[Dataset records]
******************************

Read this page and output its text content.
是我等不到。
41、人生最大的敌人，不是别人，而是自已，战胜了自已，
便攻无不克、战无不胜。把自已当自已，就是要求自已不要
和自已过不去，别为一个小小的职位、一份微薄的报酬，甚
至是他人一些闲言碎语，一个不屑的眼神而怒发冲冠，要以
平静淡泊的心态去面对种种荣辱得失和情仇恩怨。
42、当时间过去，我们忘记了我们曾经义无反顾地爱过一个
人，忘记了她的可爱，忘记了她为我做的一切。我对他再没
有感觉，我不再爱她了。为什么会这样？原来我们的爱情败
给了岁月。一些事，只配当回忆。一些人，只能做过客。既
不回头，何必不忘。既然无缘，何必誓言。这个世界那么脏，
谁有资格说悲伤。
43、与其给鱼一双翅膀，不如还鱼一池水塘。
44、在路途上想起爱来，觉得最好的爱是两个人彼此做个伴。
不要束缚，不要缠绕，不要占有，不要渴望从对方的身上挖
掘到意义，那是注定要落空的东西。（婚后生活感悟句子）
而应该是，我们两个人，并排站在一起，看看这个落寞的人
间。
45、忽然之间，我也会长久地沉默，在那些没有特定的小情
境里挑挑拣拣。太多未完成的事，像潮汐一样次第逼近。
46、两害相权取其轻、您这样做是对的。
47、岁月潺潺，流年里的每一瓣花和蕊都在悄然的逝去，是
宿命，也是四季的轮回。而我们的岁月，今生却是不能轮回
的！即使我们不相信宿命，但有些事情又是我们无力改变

******************************

▶ Written request: Repeat all the entries exactly as given.

▶ Result of this task:
Read this page and output its text content.
是我等不到。
41、人生最大的敌人，不是别人，而是自已，战胜了自已，
便攻无不克、战无不胜。把自已当自已，就是要求自已不要
和自已过不去，别为一个小小的职位、一份微薄的报酬，甚
至是他人一些闲言碎语，一个不屑的眼神而怒发冲冠，要以
平静淡泊的心态去面对种种荣辱得失和情仇恩怨。
42、当时间过去，我们忘记了我们曾经义无反顾地爱过一个
人，忘记了她的可爱，忘记了她为我做的一切。我对他再没
有感觉，我不再爱她了。为什么会这样？原来我们的爱情败
给了岁月。一些事，只配当回忆。一些人，只能做过客。既
不回头，何必不忘。既然无缘，何必誓言。这个世界那么脏，
谁有资格说悲伤。
43、与其给鱼一双翅膀，不如还鱼一池水塘。
44、在路途上想起爱来，觉得最好的爱是两个人彼此做个伴。
不要束缚，不要缠绕，不要占有，不要渴望从对方的身上挖
掘到意义，那是注定要落空的东西。（婚后生活感悟句子）
而应该是，我们两个人，并排站在一起，看看这个落寞的人
间。
45、忽然之间，我也会长久地沉默，在那些没有特定的小情
境里挑挑拣拣。太多未完成的事，像潮汐一样次第逼近。
46、两害相权取其轻、您这样做是对的。
47、岁月潺潺，流年里的每一瓣花和蕊都在悄然的逝去，是
宿命，也是四季的轮回。而我们的岁月，今生却是不能轮回
的！即使我们不相信宿命，但有些事情又是我们无力改变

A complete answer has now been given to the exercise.